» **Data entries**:
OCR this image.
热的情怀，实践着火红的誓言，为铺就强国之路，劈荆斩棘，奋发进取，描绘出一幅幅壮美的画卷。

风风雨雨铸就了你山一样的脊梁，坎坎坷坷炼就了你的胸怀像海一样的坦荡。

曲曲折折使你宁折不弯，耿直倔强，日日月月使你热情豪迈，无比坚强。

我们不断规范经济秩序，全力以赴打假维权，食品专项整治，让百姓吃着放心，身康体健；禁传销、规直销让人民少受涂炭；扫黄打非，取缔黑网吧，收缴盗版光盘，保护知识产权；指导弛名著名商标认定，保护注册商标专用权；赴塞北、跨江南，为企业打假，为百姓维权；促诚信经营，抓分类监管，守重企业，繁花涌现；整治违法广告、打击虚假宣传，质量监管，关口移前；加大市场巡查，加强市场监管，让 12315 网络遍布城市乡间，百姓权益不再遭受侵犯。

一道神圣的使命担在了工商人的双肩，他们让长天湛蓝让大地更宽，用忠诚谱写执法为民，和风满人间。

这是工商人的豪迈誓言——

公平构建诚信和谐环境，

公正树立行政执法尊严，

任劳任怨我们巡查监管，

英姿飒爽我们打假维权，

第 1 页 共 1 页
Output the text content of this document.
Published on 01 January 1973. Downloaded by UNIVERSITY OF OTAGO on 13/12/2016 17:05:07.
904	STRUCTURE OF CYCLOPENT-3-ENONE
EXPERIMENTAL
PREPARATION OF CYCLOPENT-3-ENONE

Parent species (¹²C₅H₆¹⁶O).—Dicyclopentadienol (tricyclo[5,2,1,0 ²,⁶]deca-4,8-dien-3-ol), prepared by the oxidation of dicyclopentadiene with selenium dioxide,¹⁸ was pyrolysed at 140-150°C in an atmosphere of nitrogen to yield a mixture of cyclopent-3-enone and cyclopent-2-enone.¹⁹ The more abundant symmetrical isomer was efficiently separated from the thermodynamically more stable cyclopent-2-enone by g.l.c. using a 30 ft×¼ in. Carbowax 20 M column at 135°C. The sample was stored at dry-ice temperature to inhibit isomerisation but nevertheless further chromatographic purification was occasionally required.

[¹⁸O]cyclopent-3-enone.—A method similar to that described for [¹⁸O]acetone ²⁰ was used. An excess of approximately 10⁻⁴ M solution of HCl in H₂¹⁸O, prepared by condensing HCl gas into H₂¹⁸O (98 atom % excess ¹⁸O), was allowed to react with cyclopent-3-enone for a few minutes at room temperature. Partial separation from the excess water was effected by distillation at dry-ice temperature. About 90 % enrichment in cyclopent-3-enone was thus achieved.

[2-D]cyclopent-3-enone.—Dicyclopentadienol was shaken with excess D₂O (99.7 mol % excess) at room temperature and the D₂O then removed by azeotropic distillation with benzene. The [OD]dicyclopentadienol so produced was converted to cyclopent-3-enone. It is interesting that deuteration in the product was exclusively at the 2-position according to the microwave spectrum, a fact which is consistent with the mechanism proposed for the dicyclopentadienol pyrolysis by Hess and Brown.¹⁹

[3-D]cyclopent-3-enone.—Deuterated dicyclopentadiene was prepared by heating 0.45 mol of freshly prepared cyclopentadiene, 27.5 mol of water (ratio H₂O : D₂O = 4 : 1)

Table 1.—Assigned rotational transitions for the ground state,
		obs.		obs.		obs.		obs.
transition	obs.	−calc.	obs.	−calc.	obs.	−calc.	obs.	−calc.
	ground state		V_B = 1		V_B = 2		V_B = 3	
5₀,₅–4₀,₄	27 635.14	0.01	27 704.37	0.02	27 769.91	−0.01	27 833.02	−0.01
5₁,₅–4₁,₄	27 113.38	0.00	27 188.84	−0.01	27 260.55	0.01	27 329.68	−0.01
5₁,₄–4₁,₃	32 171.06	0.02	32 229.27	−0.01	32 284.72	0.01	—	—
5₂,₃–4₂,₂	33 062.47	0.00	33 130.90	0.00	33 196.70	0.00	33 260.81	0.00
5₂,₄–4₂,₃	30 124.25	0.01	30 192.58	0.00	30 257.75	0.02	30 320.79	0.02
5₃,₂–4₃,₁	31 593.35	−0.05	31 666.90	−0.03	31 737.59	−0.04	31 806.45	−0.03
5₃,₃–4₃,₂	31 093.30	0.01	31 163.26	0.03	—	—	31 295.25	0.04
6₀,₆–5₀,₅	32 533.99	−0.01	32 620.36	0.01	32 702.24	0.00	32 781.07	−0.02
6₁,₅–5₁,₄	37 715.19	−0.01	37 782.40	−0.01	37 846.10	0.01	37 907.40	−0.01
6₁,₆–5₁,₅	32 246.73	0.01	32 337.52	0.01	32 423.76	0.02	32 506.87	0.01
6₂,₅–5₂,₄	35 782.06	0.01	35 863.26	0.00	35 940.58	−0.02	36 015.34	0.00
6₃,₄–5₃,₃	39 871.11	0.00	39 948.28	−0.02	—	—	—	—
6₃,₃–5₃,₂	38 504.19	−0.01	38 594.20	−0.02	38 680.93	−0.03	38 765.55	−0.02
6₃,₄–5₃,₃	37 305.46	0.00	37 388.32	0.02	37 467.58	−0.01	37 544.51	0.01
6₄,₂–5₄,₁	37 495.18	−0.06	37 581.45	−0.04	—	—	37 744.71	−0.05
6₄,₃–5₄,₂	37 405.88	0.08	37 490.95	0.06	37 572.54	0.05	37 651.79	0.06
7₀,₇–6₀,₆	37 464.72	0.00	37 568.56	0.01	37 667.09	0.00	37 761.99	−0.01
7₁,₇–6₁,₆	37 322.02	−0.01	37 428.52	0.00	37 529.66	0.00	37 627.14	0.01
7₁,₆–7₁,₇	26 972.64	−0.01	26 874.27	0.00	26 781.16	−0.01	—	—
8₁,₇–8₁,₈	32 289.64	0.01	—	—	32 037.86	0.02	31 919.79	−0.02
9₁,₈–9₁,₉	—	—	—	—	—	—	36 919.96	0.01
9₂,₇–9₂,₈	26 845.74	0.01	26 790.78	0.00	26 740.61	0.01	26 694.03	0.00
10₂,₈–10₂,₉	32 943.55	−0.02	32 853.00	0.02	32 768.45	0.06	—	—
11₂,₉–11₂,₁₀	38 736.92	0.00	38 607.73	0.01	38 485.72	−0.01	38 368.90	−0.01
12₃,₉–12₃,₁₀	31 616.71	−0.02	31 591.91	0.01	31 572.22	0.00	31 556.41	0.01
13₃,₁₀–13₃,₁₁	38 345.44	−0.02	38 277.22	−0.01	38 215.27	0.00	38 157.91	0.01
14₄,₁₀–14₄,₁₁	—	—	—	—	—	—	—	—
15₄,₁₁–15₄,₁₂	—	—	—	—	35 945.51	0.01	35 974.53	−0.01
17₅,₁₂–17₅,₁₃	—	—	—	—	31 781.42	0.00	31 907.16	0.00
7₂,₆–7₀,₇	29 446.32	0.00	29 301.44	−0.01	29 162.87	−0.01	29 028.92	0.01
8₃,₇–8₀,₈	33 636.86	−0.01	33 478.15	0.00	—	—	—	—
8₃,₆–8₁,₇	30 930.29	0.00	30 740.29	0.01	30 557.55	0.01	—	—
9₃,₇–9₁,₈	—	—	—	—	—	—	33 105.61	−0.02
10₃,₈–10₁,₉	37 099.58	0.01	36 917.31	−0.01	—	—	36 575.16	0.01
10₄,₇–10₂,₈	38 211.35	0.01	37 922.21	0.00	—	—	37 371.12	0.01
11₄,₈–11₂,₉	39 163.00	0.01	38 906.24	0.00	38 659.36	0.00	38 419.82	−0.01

» **WORK INSTRUCTIONS**: Go through the material above line by line and copy it exactly.

» **FULL ANSWER**:
OCR this image.
热的情怀，实践着火红的誓言，为铺就强国之路，劈荆斩棘，奋发进取，描绘出一幅幅壮美的画卷。

风风雨雨铸就了你山一样的脊梁，坎坎坷坷炼就了你的胸怀像海一样的坦荡。

曲曲折折使你宁折不弯，耿直倔强，日日月月使你热情豪迈，无比坚强。

我们不断规范经济秩序，全力以赴打假维权，食品专项整治，让百姓吃着放心，身康体健；禁传销、规直销让人民少受涂炭；扫黄打非，取缔黑网吧，收缴盗版光盘，保护知识产权；指导弛名著名商标认定，保护注册商标专用权；赴塞北、跨江南，为企业打假，为百姓维权；促诚信经营，抓分类监管，守重企业，繁花涌现；整治违法广告、打击虚假宣传，质量监管，关口移前；加大市场巡查，加强市场监管，让 12315 网络遍布城市乡间，百姓权益不再遭受侵犯。

一道神圣的使命担在了工商人的双肩，他们让长天湛蓝让大地更宽，用忠诚谱写执法为民，和风满人间。

这是工商人的豪迈誓言——

公平构建诚信和谐环境，

公正树立行政执法尊严，

任劳任怨我们巡查监管，

英姿飒爽我们打假维权，

第 1 页 共 1 页
Output the text content of this document.
Published on 01 January 1973. Downloaded by UNIVERSITY OF OTAGO on 13/12/2016 17:05:07.
904	STRUCTURE OF CYCLOPENT-3-ENONE
EXPERIMENTAL
PREPARATION OF CYCLOPENT-3-ENONE

Parent species (¹²C₅H₆¹⁶O).—Dicyclopentadienol (tricyclo[5,2,1,0 ²,⁶]deca-4,8-dien-3-ol), prepared by the oxidation of dicyclopentadiene with selenium dioxide,¹⁸ was pyrolysed at 140-150°C in an atmosphere of nitrogen to yield a mixture of cyclopent-3-enone and cyclopent-2-enone.¹⁹ The more abundant symmetrical isomer was efficiently separated from the thermodynamically more stable cyclopent-2-enone by g.l.c. using a 30 ft×¼ in. Carbowax 20 M column at 135°C. The sample was stored at dry-ice temperature to inhibit isomerisation but nevertheless further chromatographic purification was occasionally required.

[¹⁸O]cyclopent-3-enone.—A method similar to that described for [¹⁸O]acetone ²⁰ was used. An excess of approximately 10⁻⁴ M solution of HCl in H₂¹⁸O, prepared by condensing HCl gas into H₂¹⁸O (98 atom % excess ¹⁸O), was allowed to react with cyclopent-3-enone for a few minutes at room temperature. Partial separation from the excess water was effected by distillation at dry-ice temperature. About 90 % enrichment in cyclopent-3-enone was thus achieved.

[2-D]cyclopent-3-enone.—Dicyclopentadienol was shaken with excess D₂O (99.7 mol % excess) at room temperature and the D₂O then removed by azeotropic distillation with benzene. The [OD]dicyclopentadienol so produced was converted to cyclopent-3-enone. It is interesting that deuteration in the product was exclusively at the 2-position according to the microwave spectrum, a fact which is consistent with the mechanism proposed for the dicyclopentadienol pyrolysis by Hess and Brown.¹⁹

[3-D]cyclopent-3-enone.—Deuterated dicyclopentadiene was prepared by heating 0.45 mol of freshly prepared cyclopentadiene, 27.5 mol of water (ratio H₂O : D₂O = 4 : 1)

Table 1.—Assigned rotational transitions for the ground state,
		obs.		obs.		obs.		obs.
transition	obs.	−calc.	obs.	−calc.	obs.	−calc.	obs.	−calc.
	ground state		V_B = 1		V_B = 2		V_B = 3	
5₀,₅–4₀,₄	27 635.14	0.01	27 704.37	0.02	27 769.91	−0.01	27 833.02	−0.01
5₁,₅–4₁,₄	27 113.38	0.00	27 188.84	−0.01	27 260.55	0.01	27 329.68	−0.01
5₁,₄–4₁,₃	32 171.06	0.02	32 229.27	−0.01	32 284.72	0.01	—	—
5₂,₃–4₂,₂	33 062.47	0.00	33 130.90	0.00	33 196.70	0.00	33 260.81	0.00
5₂,₄–4₂,₃	30 124.25	0.01	30 192.58	0.00	30 257.75	0.02	30 320.79	0.02
5₃,₂–4₃,₁	31 593.35	−0.05	31 666.90	−0.03	31 737.59	−0.04	31 806.45	−0.03
5₃,₃–4₃,₂	31 093.30	0.01	31 163.26	0.03	—	—	31 295.25	0.04
6₀,₆–5₀,₅	32 533.99	−0.01	32 620.36	0.01	32 702.24	0.00	32 781.07	−0.02
6₁,₅–5₁,₄	37 715.19	−0.01	37 782.40	−0.01	37 846.10	0.01	37 907.40	−0.01
6₁,₆–5₁,₅	32 246.73	0.01	32 337.52	0.01	32 423.76	0.02	32 506.87	0.01
6₂,₅–5₂,₄	35 782.06	0.01	35 863.26	0.00	35 940.58	−0.02	36 015.34	0.00
6₃,₄–5₃,₃	39 871.11	0.00	39 948.28	−0.02	—	—	—	—
6₃,₃–5₃,₂	38 504.19	−0.01	38 594.20	−0.02	38 680.93	−0.03	38 765.55	−0.02
6₃,₄–5₃,₃	37 305.46	0.00	37 388.32	0.02	37 467.58	−0.01	37 544.51	0.01
6₄,₂–5₄,₁	37 495.18	−0.06	37 581.45	−0.04	—	—	37 744.71	−0.05
6₄,₃–5₄,₂	37 405.88	0.08	37 490.95	0.06	37 572.54	0.05	37 651.79	0.06
7₀,₇–6₀,₆	37 464.72	0.00	37 568.56	0.01	37 667.09	0.00	37 761.99	−0.01
7₁,₇–6₁,₆	37 322.02	−0.01	37 428.52	0.00	37 529.66	0.00	37 627.14	0.01
7₁,₆–7₁,₇	26 972.64	−0.01	26 874.27	0.00	26 781.16	−0.01	—	—
8₁,₇–8₁,₈	32 289.64	0.01	—	—	32 037.86	0.02	31 919.79	−0.02
9₁,₈–9₁,₉	—	—	—	—	—	—	36 919.96	0.01
9₂,₇–9₂,₈	26 845.74	0.01	26 790.78	0.00	26 740.61	0.01	26 694.03	0.00
10₂,₈–10₂,₉	32 943.55	−0.02	32 853.00	0.02	32 768.45	0.06	—	—
11₂,₉–11₂,₁₀	38 736.92	0.00	38 607.73	0.01	38 485.72	−0.01	38 368.90	−0.01
12₃,₉–12₃,₁₀	31 616.71	−0.02	31 591.91	0.01	31 572.22	0.00	31 556.41	0.01
13₃,₁₀–13₃,₁₁	38 345.44	−0.02	38 277.22	−0.01	38 215.27	0.00	38 157.91	0.01
14₄,₁₀–14₄,₁₁	—	—	—	—	—	—	—	—
15₄,₁₁–15₄,₁₂	—	—	—	—	35 945.51	0.01	35 974.53	−0.01
17₅,₁₂–17₅,₁₃	—	—	—	—	31 781.42	0.00	31 907.16	0.00
7₂,₆–7₀,₇	29 446.32	0.00	29 301.44	−0.01	29 162.87	−0.01	29 028.92	0.01
8₃,₇–8₀,₈	33 636.86	−0.01	33 478.15	0.00	—	—	—	—
8₃,₆–8₁,₇	30 930.29	0.00	30 740.29	0.01	30 557.55	0.01	—	—
9₃,₇–9₁,₈	—	—	—	—	—	—	33 105.61	−0.02
10₃,₈–10₁,₉	37 099.58	0.01	36 917.31	−0.01	—	—	36 575.16	0.01
10₄,₇–10₂,₈	38 211.35	0.01	37 922.21	0.00	—	—	37 371.12	0.01
11₄,₈–11₂,₉	39 163.00	0.01	38 906.24	0.00	38 659.36	0.00	38 419.82	−0.01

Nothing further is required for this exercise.